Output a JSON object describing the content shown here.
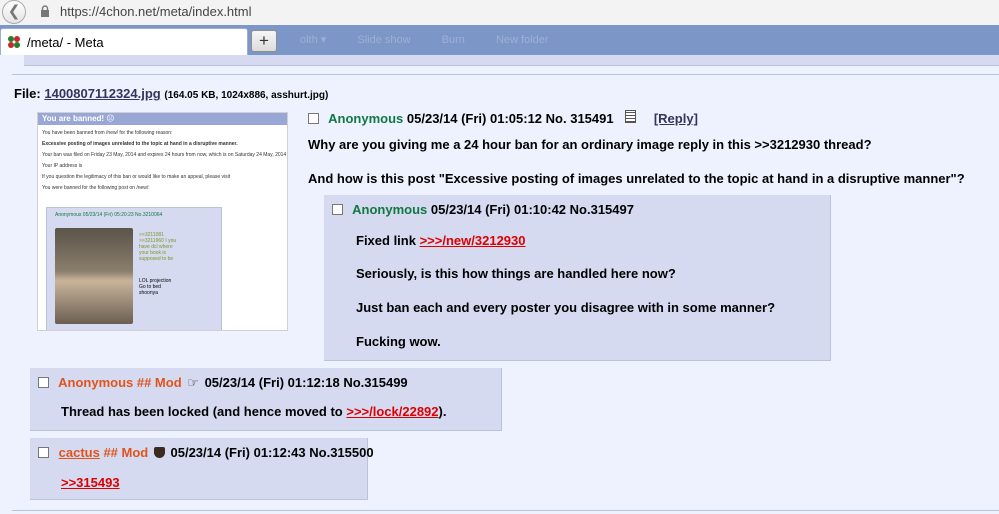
{
  "browser": {
    "url": "https://4chon.net/meta/index.html",
    "tab_title": "/meta/ - Meta",
    "new_tab": "+",
    "faded_nav": [
      "olth ▾",
      "Slide show",
      "Burn",
      "New folder"
    ]
  },
  "op": {
    "file_label": "File:",
    "file_name": "1400807112324.jpg",
    "file_info": "(164.05 KB, 1024x886, asshurt.jpg)",
    "thumbnail": {
      "banner": "You are banned! ☹",
      "lines": [
        "You have been banned from /new/ for the following reason:",
        "Excessive posting of images unrelated to the topic at hand in a disruptive manner.",
        "Your ban was filed on Friday 23 May, 2014 and expires 24 hours from now, which is on Saturday 24 May, 2014",
        "Your IP address is",
        "If you question the legitimacy of this ban or would like to make an appeal, please visit",
        "You were banned for the following post on /new/:"
      ],
      "inner_header": "Anonymous 05/23/14 (Fri) 05:20:23 No.3210064",
      "inner_quotes": ">>3211081 >>3211960 I you have dcl where your book is supposed to be",
      "inner_text": "LOL projection  Go to bed shoonya"
    },
    "name": "Anonymous",
    "datetime": "05/23/14 (Fri) 01:05:12",
    "number": "No. 315491",
    "reply_link": "[Reply]",
    "message_line1": "Why are you giving me a 24 hour ban for an ordinary image reply in this >>3212930 thread?",
    "message_line2": "And how is this post \"Excessive posting of images unrelated to the topic at hand in a disruptive manner\"?"
  },
  "replies": [
    {
      "name": "Anonymous",
      "datetime": "05/23/14 (Fri) 01:10:42",
      "number": "No.315497",
      "fixed_label": "Fixed link",
      "fixed_link": ">>>/new/3212930",
      "line2": "Seriously, is this how things are handled here now?",
      "line3": "Just ban each and every poster you disagree with in some manner?",
      "line4": "Fucking wow."
    },
    {
      "name": "Anonymous ## Mod",
      "datetime": "05/23/14 (Fri) 01:12:18",
      "number": "No.315499",
      "text_before": "Thread has been locked (and hence moved to",
      "link": ">>>/lock/22892",
      "text_after": ")."
    },
    {
      "name": "cactus",
      "capcode": "## Mod",
      "datetime": "05/23/14 (Fri) 01:12:43",
      "number": "No.315500",
      "link": ">>315493"
    }
  ],
  "icons": {
    "back": "back-arrow-icon",
    "lock": "lock-icon",
    "tab_favicon": "clover-icon",
    "qr": "qr-code-icon",
    "mod_hand": "pointing-hand-icon",
    "mod_badge": "shield-icon"
  },
  "colors": {
    "page_bg": "#eef2ff",
    "reply_bg": "#d6daf0",
    "name_green": "#117743",
    "mod_orange": "#e0541c",
    "quote_red": "#dd0000",
    "link_blue": "#34345c"
  }
}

Task directions:
Omit the pictures and restate the rest of the records verbatim.

Answer:
Output a JSON object describing the content shown here.
{
  "browser": {
    "url": "https://4chon.net/meta/index.html",
    "tab_title": "/meta/ - Meta",
    "new_tab": "+",
    "faded_nav": [
      "olth ▾",
      "Slide show",
      "Burn",
      "New folder"
    ]
  },
  "op": {
    "file_label": "File:",
    "file_name": "1400807112324.jpg",
    "file_info": "(164.05 KB, 1024x886, asshurt.jpg)",
    "thumbnail": {
      "banner": "You are banned! ☹",
      "lines": [
        "You have been banned from /new/ for the following reason:",
        "Excessive posting of images unrelated to the topic at hand in a disruptive manner.",
        "Your ban was filed on Friday 23 May, 2014 and expires 24 hours from now, which is on Saturday 24 May, 2014",
        "Your IP address is",
        "If you question the legitimacy of this ban or would like to make an appeal, please visit",
        "You were banned for the following post on /new/:"
      ],
      "inner_header": "Anonymous 05/23/14 (Fri) 05:20:23 No.3210064",
      "inner_quotes": ">>3211081 >>3211960 I you have dcl where your book is supposed to be",
      "inner_text": "LOL projection  Go to bed shoonya"
    },
    "name": "Anonymous",
    "datetime": "05/23/14 (Fri) 01:05:12",
    "number": "No. 315491",
    "reply_link": "[Reply]",
    "message_line1": "Why are you giving me a 24 hour ban for an ordinary image reply in this >>3212930 thread?",
    "message_line2": "And how is this post \"Excessive posting of images unrelated to the topic at hand in a disruptive manner\"?"
  },
  "replies": [
    {
      "name": "Anonymous",
      "datetime": "05/23/14 (Fri) 01:10:42",
      "number": "No.315497",
      "fixed_label": "Fixed link",
      "fixed_link": ">>>/new/3212930",
      "line2": "Seriously, is this how things are handled here now?",
      "line3": "Just ban each and every poster you disagree with in some manner?",
      "line4": "Fucking wow."
    },
    {
      "name": "Anonymous ## Mod",
      "datetime": "05/23/14 (Fri) 01:12:18",
      "number": "No.315499",
      "text_before": "Thread has been locked (and hence moved to",
      "link": ">>>/lock/22892",
      "text_after": ")."
    },
    {
      "name": "cactus",
      "capcode": "## Mod",
      "datetime": "05/23/14 (Fri) 01:12:43",
      "number": "No.315500",
      "link": ">>315493"
    }
  ],
  "icons": {
    "back": "back-arrow-icon",
    "lock": "lock-icon",
    "tab_favicon": "clover-icon",
    "qr": "qr-code-icon",
    "mod_hand": "pointing-hand-icon",
    "mod_badge": "shield-icon"
  },
  "colors": {
    "page_bg": "#eef2ff",
    "reply_bg": "#d6daf0",
    "name_green": "#117743",
    "mod_orange": "#e0541c",
    "quote_red": "#dd0000",
    "link_blue": "#34345c"
  }
}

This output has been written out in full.